Entries from a dataset:
● ● ●

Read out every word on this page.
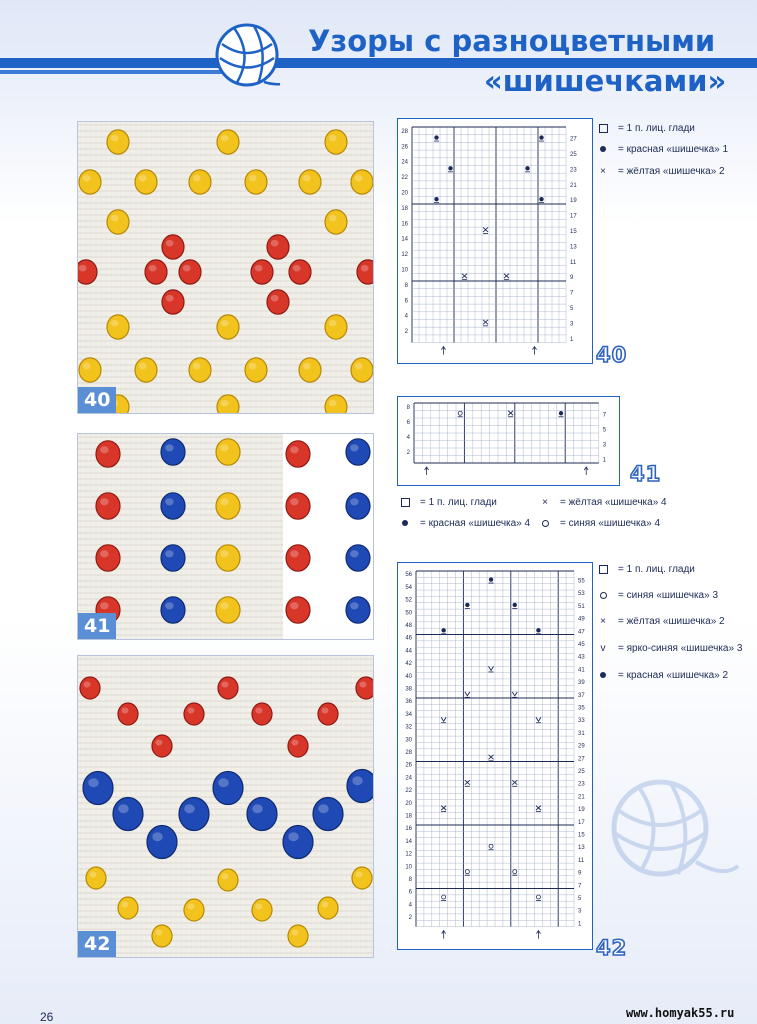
Узоры с разноцветными
«шишечками»
40
41
42
2
4
6
8
10
12
14
16
18
20
22
24
26
28
1
3
5
7
9
11
13
15
17
19
21
23
25
27
40
= 1 п. лиц. глади
= красная «шишечка» 1
× = жёлтая «шишечка» 2
2
4
6
8
1
3
5
7
41
= 1 п. лиц. глади	× = жёлтая «шишечка» 4
= красная «шишечка» 4	= синяя «шишечка» 4
2
4
6
8
10
12
14
16
18
20
22
24
26
28
30
32
34
36
38
40
42
44
46
48
50
52
54
56
1
3
5
7
9
11
13
15
17
19
21
23
25
27
29
31
33
35
37
39
41
43
45
47
49
51
53
55
42
= 1 п. лиц. глади
= синяя «шишечка» 3
× = жёлтая «шишечка» 2
v = ярко-синяя «шишечка» 3
= красная «шишечка» 2
26	www.homyak55.ru
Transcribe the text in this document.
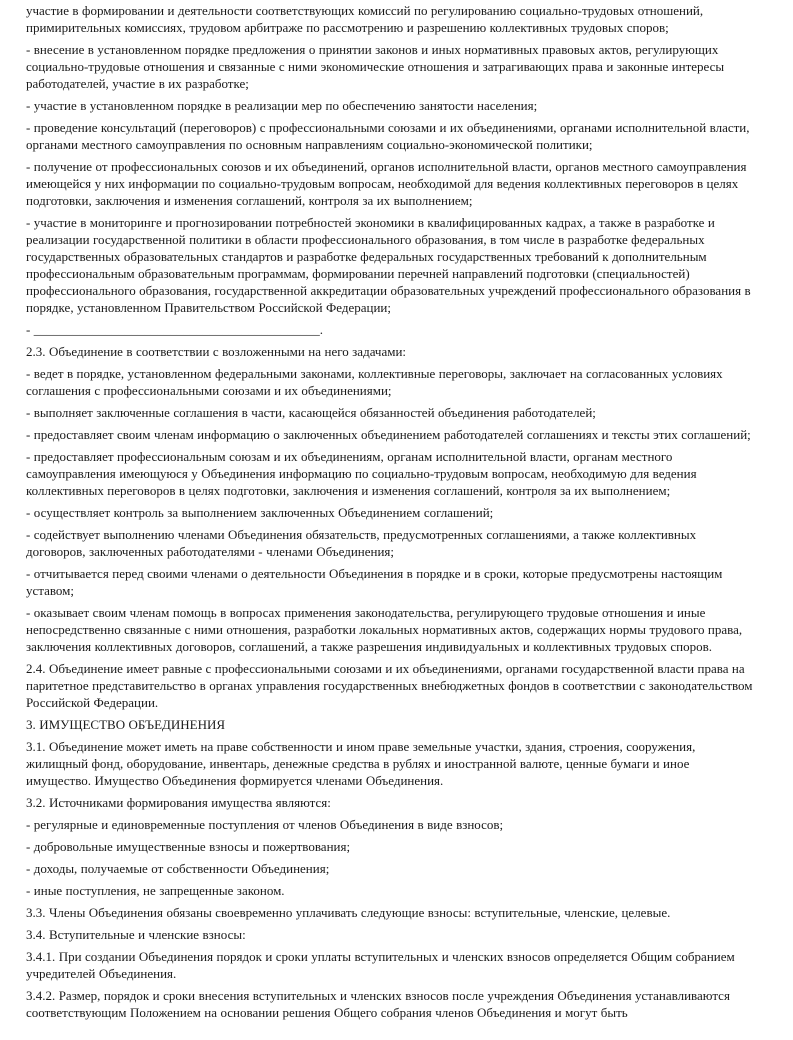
участие в формировании и деятельности соответствующих комиссий по регулированию социально-трудовых отношений, примирительных комиссиях, трудовом арбитраже по рассмотрению и разрешению коллективных трудовых споров;

- внесение в установленном порядке предложения о принятии законов и иных нормативных правовых актов, регулирующих социально-трудовые отношения и связанные с ними экономические отношения и затрагивающих права и законные интересы работодателей, участие в их разработке;

- участие в установленном порядке в реализации мер по обеспечению занятости населения;

- проведение консультаций (переговоров) с профессиональными союзами и их объединениями, органами исполнительной власти, органами местного самоуправления по основным направлениям социально-экономической политики;

- получение от профессиональных союзов и их объединений, органов исполнительной власти, органов местного самоуправления имеющейся у них информации по социально-трудовым вопросам, необходимой для ведения коллективных переговоров в целях подготовки, заключения и изменения соглашений, контроля за их выполнением;

- участие в мониторинге и прогнозировании потребностей экономики в квалифицированных кадрах, а также в разработке и реализации государственной политики в области профессионального образования, в том числе в разработке федеральных государственных образовательных стандартов и разработке федеральных государственных требований к дополнительным профессиональным образовательным программам, формировании перечней направлений подготовки (специальностей) профессионального образования, государственной аккредитации образовательных учреждений профессионального образования в порядке, установленном Правительством Российской Федерации;

- ____________________________________________.

2.3. Объединение в соответствии с возложенными на него задачами:

- ведет в порядке, установленном федеральными законами, коллективные переговоры, заключает на согласованных условиях соглашения с профессиональными союзами и их объединениями;

- выполняет заключенные соглашения в части, касающейся обязанностей объединения работодателей;

- предоставляет своим членам информацию о заключенных объединением работодателей соглашениях и тексты этих соглашений;

- предоставляет профессиональным союзам и их объединениям, органам исполнительной власти, органам местного самоуправления имеющуюся у Объединения информацию по социально-трудовым вопросам, необходимую для ведения коллективных переговоров в целях подготовки, заключения и изменения соглашений, контроля за их выполнением;

- осуществляет контроль за выполнением заключенных Объединением соглашений;

- содействует выполнению членами Объединения обязательств, предусмотренных соглашениями, а также коллективных договоров, заключенных работодателями - членами Объединения;

- отчитывается перед своими членами о деятельности Объединения в порядке и в сроки, которые предусмотрены настоящим уставом;

- оказывает своим членам помощь в вопросах применения законодательства, регулирующего трудовые отношения и иные непосредственно связанные с ними отношения, разработки локальных нормативных актов, содержащих нормы трудового права, заключения коллективных договоров, соглашений, а также разрешения индивидуальных и коллективных трудовых споров.

2.4. Объединение имеет равные с профессиональными союзами и их объединениями, органами государственной власти права на паритетное представительство в органах управления государственных внебюджетных фондов в соответствии с законодательством Российской Федерации.

3. ИМУЩЕСТВО ОБЪЕДИНЕНИЯ

3.1. Объединение может иметь на праве собственности и ином праве земельные участки, здания, строения, сооружения, жилищный фонд, оборудование, инвентарь, денежные средства в рублях и иностранной валюте, ценные бумаги и иное имущество. Имущество Объединения формируется членами Объединения.

3.2. Источниками формирования имущества являются:

- регулярные и единовременные поступления от членов Объединения в виде взносов;

- добровольные имущественные взносы и пожертвования;

- доходы, получаемые от собственности Объединения;

- иные поступления, не запрещенные законом.

3.3. Члены Объединения обязаны своевременно уплачивать следующие взносы: вступительные, членские, целевые.

3.4. Вступительные и членские взносы:

3.4.1. При создании Объединения порядок и сроки уплаты вступительных и членских взносов определяется Общим собранием учредителей Объединения.

3.4.2. Размер, порядок и сроки внесения вступительных и членских взносов после учреждения Объединения устанавливаются соответствующим Положением на основании решения Общего собрания членов Объединения и могут быть
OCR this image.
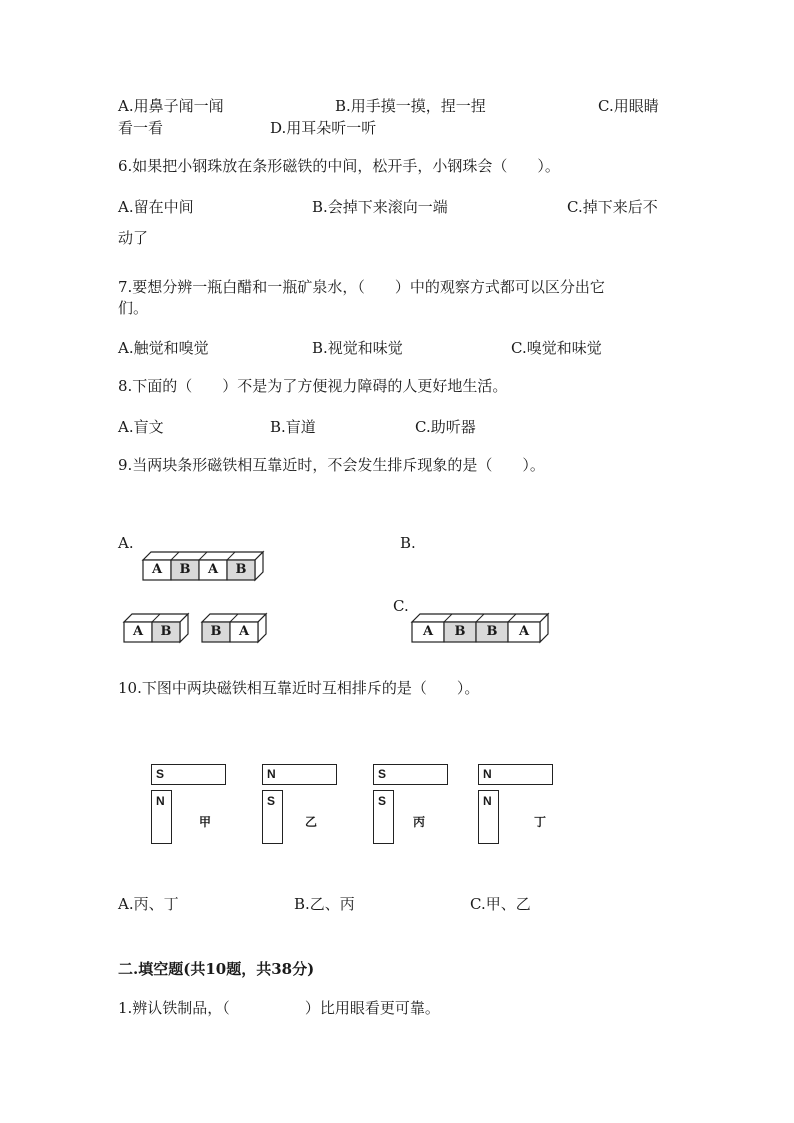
A.用鼻子闻一闻	B.用手摸一摸，捏一捏	C.用眼睛
看一看	D.用耳朵听一听
6.如果把小钢珠放在条形磁铁的中间，松开手，小钢珠会（　　）。
A.留在中间	B.会掉下来滚向一端	C.掉下来后不
动了
7.要想分辨一瓶白醋和一瓶矿泉水，（　　）中的观察方式都可以区分出它
们。
A.触觉和嗅觉	B.视觉和味觉	C.嗅觉和味觉
8.下面的（　　）不是为了方便视力障碍的人更好地生活。
A.盲文	B.盲道	C.助听器
9.当两块条形磁铁相互靠近时，不会发生排斥现象的是（　　）。
A.	B.
C.
A	B	A	B
A	B	B	A	A	B	B	A
10.下图中两块磁铁相互靠近时互相排斥的是（　　）。
S
N
甲
N
S
乙
S
S
丙
N
N
丁
A.丙、丁	B.乙、丙	C.甲、乙
二.填空题(共10题，共38分)
1.辨认铁制品，（　　　　　）比用眼看更可靠。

● ● ●

INSTRUCTIONS TO FOLLOW: Skip the images and write out the rest of the listing exactly.

SOLUTION FOR THIS TASK:
Read out every word on this page.
Узоры с разноцветными
«шишечками»
40
41
42
2
4
6
8
10
12
14
16
18
20
22
24
26
28
1
3
5
7
9
11
13
15
17
19
21
23
25
27
40
= 1 п. лиц. глади
= красная «шишечка» 1
× = жёлтая «шишечка» 2
2
4
6
8
1
3
5
7
41
= 1 п. лиц. глади	× = жёлтая «шишечка» 4
= красная «шишечка» 4	= синяя «шишечка» 4
2
4
6
8
10
12
14
16
18
20
22
24
26
28
30
32
34
36
38
40
42
44
46
48
50
52
54
56
1
3
5
7
9
11
13
15
17
19
21
23
25
27
29
31
33
35
37
39
41
43
45
47
49
51
53
55
42
= 1 п. лиц. глади
= синяя «шишечка» 3
× = жёлтая «шишечка» 2
v = ярко-синяя «шишечка» 3
= красная «шишечка» 2
26	www.homyak55.ru
Transcribe the text in this document.
участие в формировании и деятельности соответствующих комиссий по регулированию социально-трудовых отношений, примирительных комиссиях, трудовом арбитраже по рассмотрению и разрешению коллективных трудовых споров;

- внесение в установленном порядке предложения о принятии законов и иных нормативных правовых актов, регулирующих социально-трудовые отношения и связанные с ними экономические отношения и затрагивающих права и законные интересы работодателей, участие в их разработке;

- участие в установленном порядке в реализации мер по обеспечению занятости населения;

- проведение консультаций (переговоров) с профессиональными союзами и их объединениями, органами исполнительной власти, органами местного самоуправления по основным направлениям социально-экономической политики;

- получение от профессиональных союзов и их объединений, органов исполнительной власти, органов местного самоуправления имеющейся у них информации по социально-трудовым вопросам, необходимой для ведения коллективных переговоров в целях подготовки, заключения и изменения соглашений, контроля за их выполнением;

- участие в мониторинге и прогнозировании потребностей экономики в квалифицированных кадрах, а также в разработке и реализации государственной политики в области профессионального образования, в том числе в разработке федеральных государственных образовательных стандартов и разработке федеральных государственных требований к дополнительным профессиональным образовательным программам, формировании перечней направлений подготовки (специальностей) профессионального образования, государственной аккредитации образовательных учреждений профессионального образования в порядке, установленном Правительством Российской Федерации;

- ____________________________________________.

2.3. Объединение в соответствии с возложенными на него задачами:

- ведет в порядке, установленном федеральными законами, коллективные переговоры, заключает на согласованных условиях соглашения с профессиональными союзами и их объединениями;

- выполняет заключенные соглашения в части, касающейся обязанностей объединения работодателей;

- предоставляет своим членам информацию о заключенных объединением работодателей соглашениях и тексты этих соглашений;

- предоставляет профессиональным союзам и их объединениям, органам исполнительной власти, органам местного самоуправления имеющуюся у Объединения информацию по социально-трудовым вопросам, необходимую для ведения коллективных переговоров в целях подготовки, заключения и изменения соглашений, контроля за их выполнением;

- осуществляет контроль за выполнением заключенных Объединением соглашений;

- содействует выполнению членами Объединения обязательств, предусмотренных соглашениями, а также коллективных договоров, заключенных работодателями - членами Объединения;

- отчитывается перед своими членами о деятельности Объединения в порядке и в сроки, которые предусмотрены настоящим уставом;

- оказывает своим членам помощь в вопросах применения законодательства, регулирующего трудовые отношения и иные непосредственно связанные с ними отношения, разработки локальных нормативных актов, содержащих нормы трудового права, заключения коллективных договоров, соглашений, а также разрешения индивидуальных и коллективных трудовых споров.

2.4. Объединение имеет равные с профессиональными союзами и их объединениями, органами государственной власти права на паритетное представительство в органах управления государственных внебюджетных фондов в соответствии с законодательством Российской Федерации.

3. ИМУЩЕСТВО ОБЪЕДИНЕНИЯ

3.1. Объединение может иметь на праве собственности и ином праве земельные участки, здания, строения, сооружения, жилищный фонд, оборудование, инвентарь, денежные средства в рублях и иностранной валюте, ценные бумаги и иное имущество. Имущество Объединения формируется членами Объединения.

3.2. Источниками формирования имущества являются:

- регулярные и единовременные поступления от членов Объединения в виде взносов;

- добровольные имущественные взносы и пожертвования;

- доходы, получаемые от собственности Объединения;

- иные поступления, не запрещенные законом.

3.3. Члены Объединения обязаны своевременно уплачивать следующие взносы: вступительные, членские, целевые.

3.4. Вступительные и членские взносы:

3.4.1. При создании Объединения порядок и сроки уплаты вступительных и членских взносов определяется Общим собранием учредителей Объединения.

3.4.2. Размер, порядок и сроки внесения вступительных и членских взносов после учреждения Объединения устанавливаются соответствующим Положением на основании решения Общего собрания членов Объединения и могут быть
OCR this image.
A.用鼻子闻一闻	B.用手摸一摸，捏一捏	C.用眼睛
看一看	D.用耳朵听一听
6.如果把小钢珠放在条形磁铁的中间，松开手，小钢珠会（　　）。
A.留在中间	B.会掉下来滚向一端	C.掉下来后不
动了
7.要想分辨一瓶白醋和一瓶矿泉水，（　　）中的观察方式都可以区分出它
们。
A.触觉和嗅觉	B.视觉和味觉	C.嗅觉和味觉
8.下面的（　　）不是为了方便视力障碍的人更好地生活。
A.盲文	B.盲道	C.助听器
9.当两块条形磁铁相互靠近时，不会发生排斥现象的是（　　）。
A.	B.
C.
A	B	A	B
A	B	B	A	A	B	B	A
10.下图中两块磁铁相互靠近时互相排斥的是（　　）。
S
N
甲
N
S
乙
S
S
丙
N
N
丁
A.丙、丁	B.乙、丙	C.甲、乙
二.填空题(共10题，共38分)
1.辨认铁制品，（　　　　　）比用眼看更可靠。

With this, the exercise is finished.